| To be done |
Count the lines containing "神弗福也". Give the number alone.

Entries from a dataset
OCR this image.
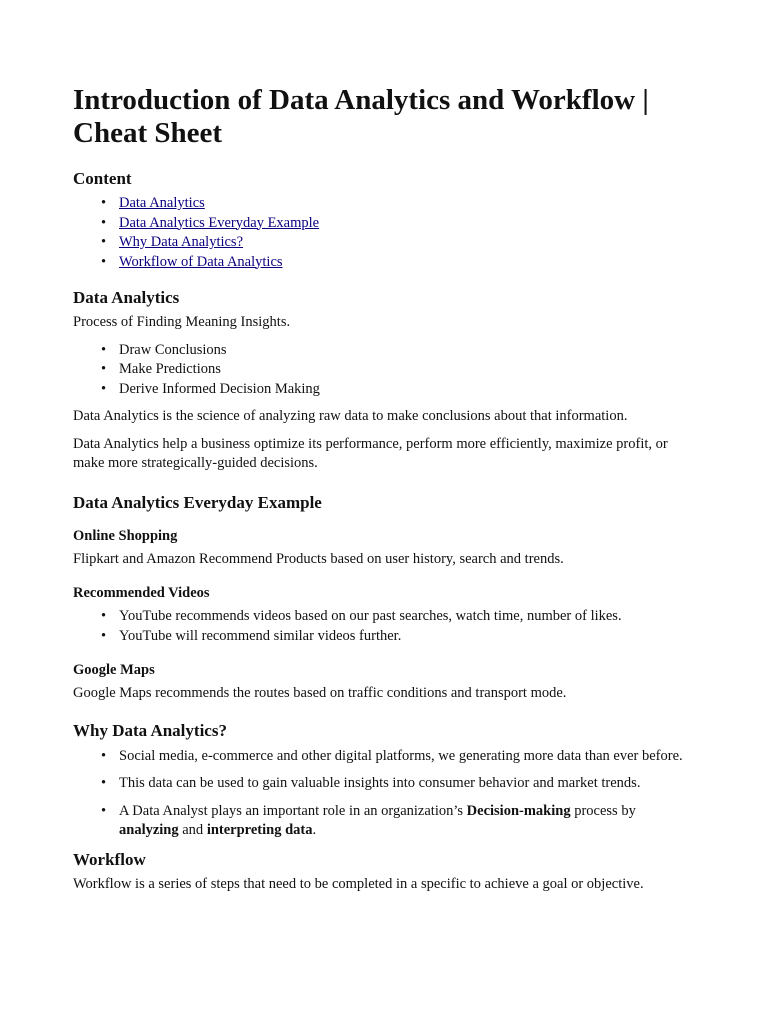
Introduction of Data Analytics and Workflow | Cheat Sheet
Content
• Data Analytics
• Data Analytics Everyday Example
• Why Data Analytics?
• Workflow of Data Analytics
Data Analytics

Process of Finding Meaning Insights.

• Draw Conclusions
• Make Predictions
• Derive Informed Decision Making

Data Analytics is the science of analyzing raw data to make conclusions about that information.

Data Analytics help a business optimize its performance, perform more efficiently, maximize profit, or make more strategically-guided decisions.

Data Analytics Everyday Example
Online Shopping

Flipkart and Amazon Recommend Products based on user history, search and trends.

Recommended Videos
• YouTube recommends videos based on our past searches, watch time, number of likes.
• YouTube will recommend similar videos further.
Google Maps

Google Maps recommends the routes based on traffic conditions and transport mode.

Why Data Analytics?
• Social media, e-commerce and other digital platforms, we generating more data than ever before.
• This data can be used to gain valuable insights into consumer behavior and market trends.
• A Data Analyst plays an important role in an organization’s Decision-making process by analyzing and interpreting data.
Workflow

Workflow is a series of steps that need to be completed in a specific to achieve a goal or objective.
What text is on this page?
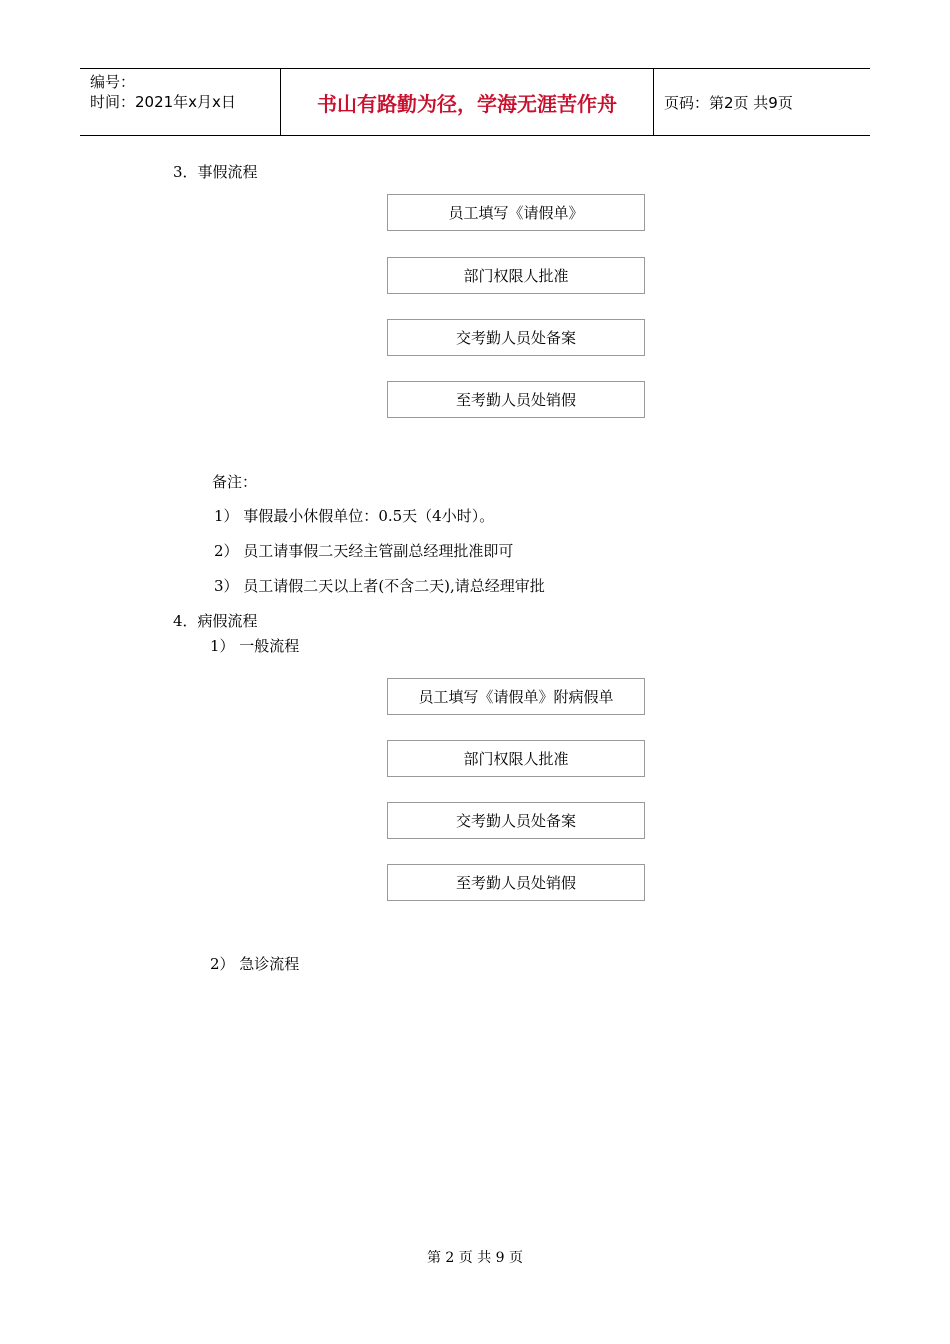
编号：
时间：2021年x月x日	书山有路勤为径，学海无涯苦作舟	页码：第2页 共9页
3．事假流程
员工填写《请假单》
部门权限人批准
交考勤人员处备案
至考勤人员处销假
备注：
1） 事假最小休假单位：0.5天（4小时）。
2） 员工请事假二天经主管副总经理批准即可
3） 员工请假二天以上者(不含二天),请总经理审批
4．病假流程
1） 一般流程
员工填写《请假单》附病假单
部门权限人批准
交考勤人员处备案
至考勤人员处销假
2） 急诊流程
第 2 页 共 9 页
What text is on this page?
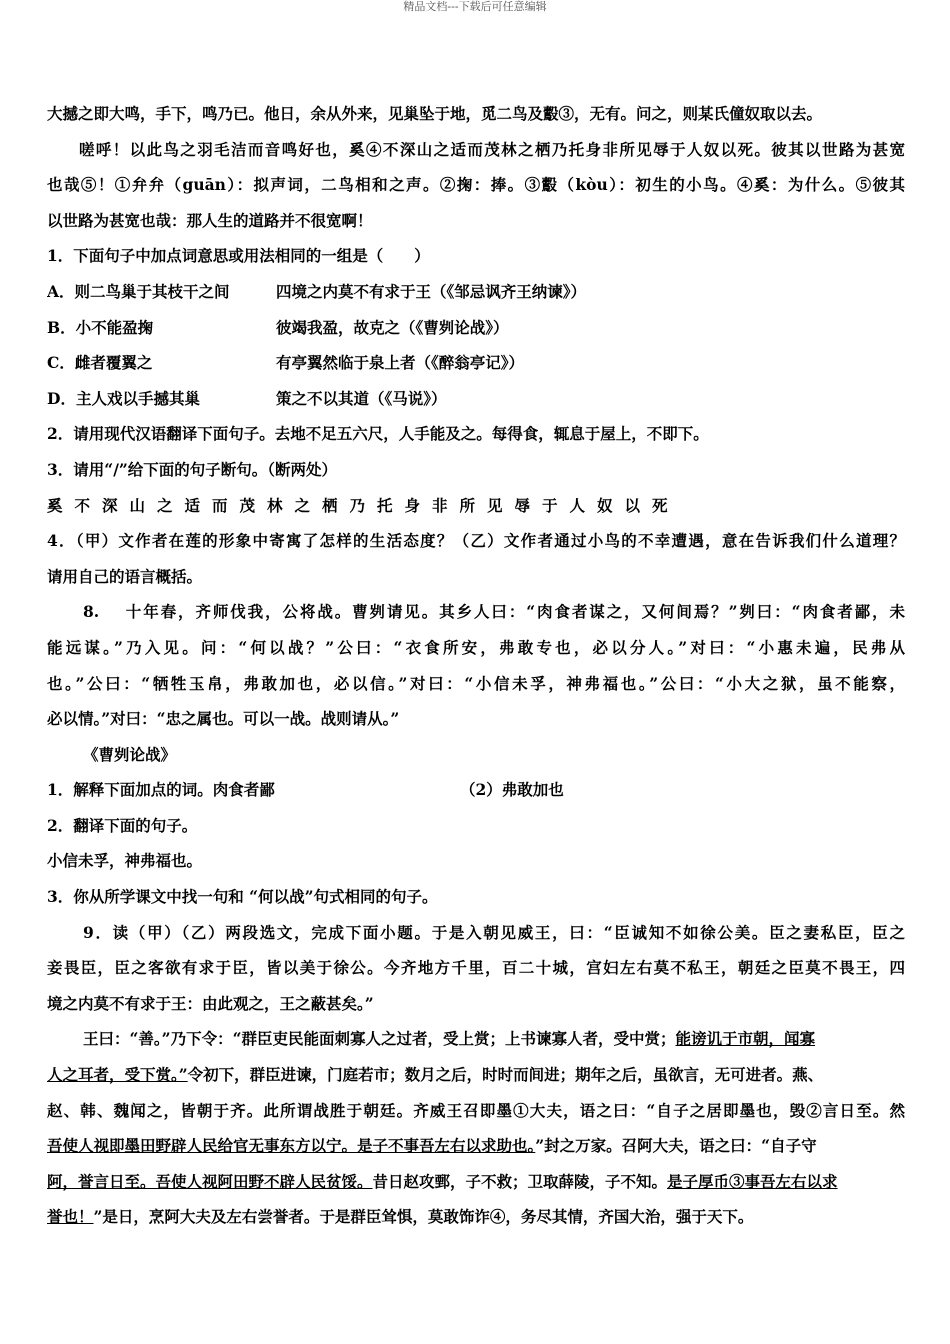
精品文档---下载后可任意编辑
大撼之即大鸣，手下，鸣乃已。他日，余从外来，见巢坠于地，觅二鸟及鷇③，无有。问之，则某氏僮奴取以去。
嗟呼！以此鸟之羽毛洁而音鸣好也，奚④不深山之适而茂林之栖乃托身非所见辱于人奴以死。彼其以世路为甚宽
也哉⑤！①弁弁（guān）：拟声词，二鸟相和之声。②掬：捧。③鷇（kòu）：初生的小鸟。④奚：为什么。⑤彼其
以世路为甚宽也哉：那人生的道路并不很宽啊！
1．下面句子中加点词意思或用法相同的一组是（　　）
A．则二鸟巢于其枝干之间	四境之内莫不有求于王（《邹忌讽齐王纳谏》）
B．小不能盈掬	彼竭我盈，故克之（《曹刿论战》）
C．雌者覆翼之	有亭翼然临于泉上者（《醉翁亭记》）
D．主人戏以手撼其巢	策之不以其道（《马说》）
2．请用现代汉语翻译下面句子。去地不足五六尺，人手能及之。每得食，辄息于屋上，不即下。
3．请用“/”给下面的句子断句。（断两处）
奚不深山之适而茂林之栖乃托身非所见辱于人奴以死
4．（甲）文作者在莲的形象中寄寓了怎样的生活态度？（乙）文作者通过小鸟的不幸遭遇，意在告诉我们什么道理？
请用自己的语言概括。
8.　 十年春，齐师伐我，公将战。曹刿请见。其乡人曰：“肉食者谋之，又何间焉？”刿曰：“肉食者鄙，未
能远谋。”乃入见。问：“何以战？”公曰：“衣食所安，弗敢专也，必以分人。”对曰：“小惠未遍，民弗从
也。”公曰：“牺牲玉帛，弗敢加也，必以信。”对曰：“小信未孚，神弗福也。”公曰：“小大之狱，虽不能察，
必以情。”对曰：“忠之属也。可以一战。战则请从。”
《曹刿论战》
1．解释下面加点的词。肉食者鄙	（2）弗敢加也
2．翻译下面的句子。
小信未孚，神弗福也。
3．你从所学课文中找一句和 “何以战”句式相同的句子。
9．读（甲）（乙）两段选文，完成下面小题。于是入朝见威王，曰：“臣诚知不如徐公美。臣之妻私臣，臣之
妾畏臣，臣之客欲有求于臣，皆以美于徐公。今齐地方千里，百二十城，宫妇左右莫不私王，朝廷之臣莫不畏王，四
境之内莫不有求于王：由此观之，王之蔽甚矣。”
王曰：“善。”乃下令：“群臣吏民能面刺寡人之过者，受上赏；上书谏寡人者，受中赏；能谤讥于市朝，闻寡
人之耳者，受下赏。”令初下，群臣进谏，门庭若市；数月之后，时时而间进；期年之后，虽欲言，无可进者。燕、
赵、韩、魏闻之，皆朝于齐。此所谓战胜于朝廷。齐威王召即墨①大夫，语之曰：“自子之居即墨也，毁②言日至。然
吾使人视即墨田野辟人民给官无事东方以宁。是子不事吾左右以求助也。”封之万家。召阿大夫，语之曰：“自子守
阿，誉言日至。吾使人视阿田野不辟人民贫馁。昔日赵攻鄄，子不救；卫取薛陵，子不知。是子厚币③事吾左右以求
誉也！”是日，烹阿大夫及左右尝誉者。于是群臣耸惧，莫敢饰诈④，务尽其情，齐国大治，强于天下。
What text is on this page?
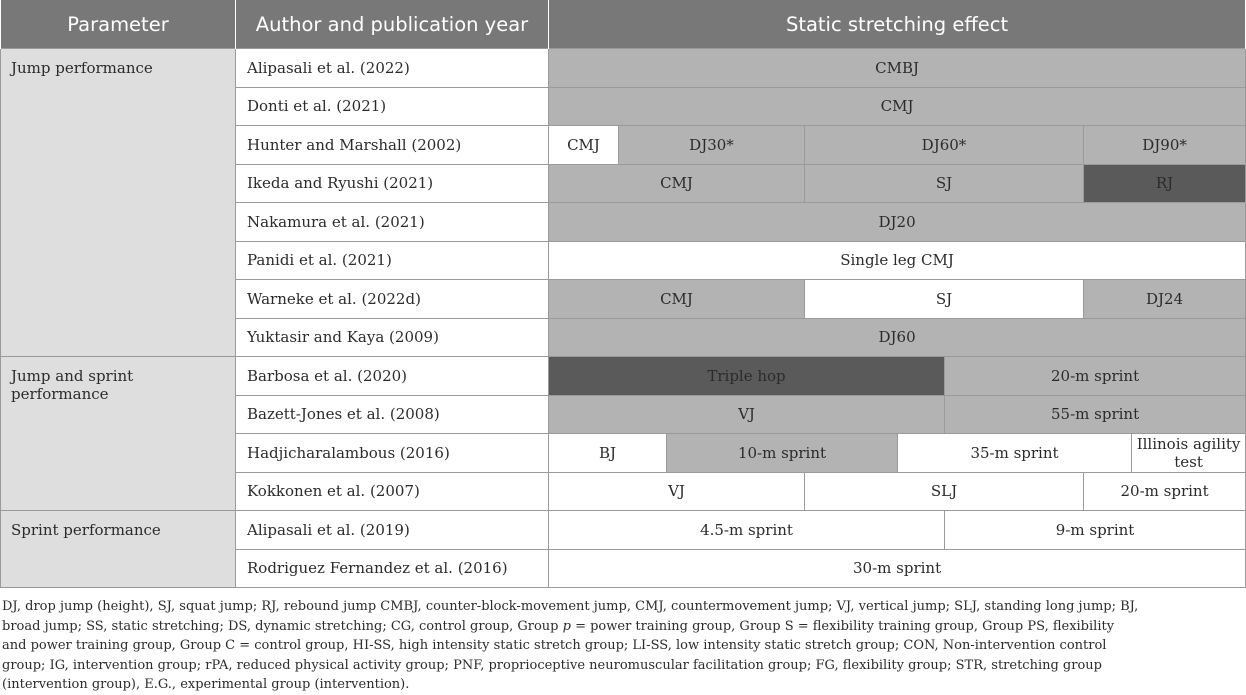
Parameter	Author and publication year	Static stretching effect							
Jump performance	Alipasali et al. (2022)	CMBJ							
	Donti et al. (2021)	CMJ							
	Hunter and Marshall (2002)	CMJ	DJ30*		DJ60*			DJ90*	
	Ikeda and Ryushi (2021)	CMJ			SJ			RJ	
	Nakamura et al. (2021)	DJ20							
	Panidi et al. (2021)	Single leg CMJ							
	Warneke et al. (2022d)	CMJ			SJ			DJ24	
	Yuktasir and Kaya (2009)	DJ60							
Jump and sprint performance	Barbosa et al. (2020)	Triple hop					20-m sprint		
	Bazett-Jones et al. (2008)	VJ					55-m sprint		
	Hadjicharalambous (2016)	BJ		10-m sprint		35-m sprint			Illinois agility test
	Kokkonen et al. (2007)	VJ			SLJ			20-m sprint	
Sprint performance	Alipasali et al. (2019)	4.5-m sprint					9-m sprint		
	Rodriguez Fernandez et al. (2016)	30-m sprint							

DJ, drop jump (height), SJ, squat jump; RJ, rebound jump CMBJ, counter-block-movement jump, CMJ, countermovement jump; VJ, vertical jump; SLJ, standing long jump; BJ, broad jump; SS, static stretching; DS, dynamic stretching; CG, control group, Group p = power training group, Group S = flexibility training group, Group PS, flexibility and power training group, Group C = control group, HI-SS, high intensity static stretch group; LI-SS, low intensity static stretch group; CON, Non-intervention control group; IG, intervention group; rPA, reduced physical activity group; PNF, proprioceptive neuromuscular facilitation group; FG, flexibility group; STR, stretching group (intervention group), E.G., experimental group (intervention).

| Output of the task |
2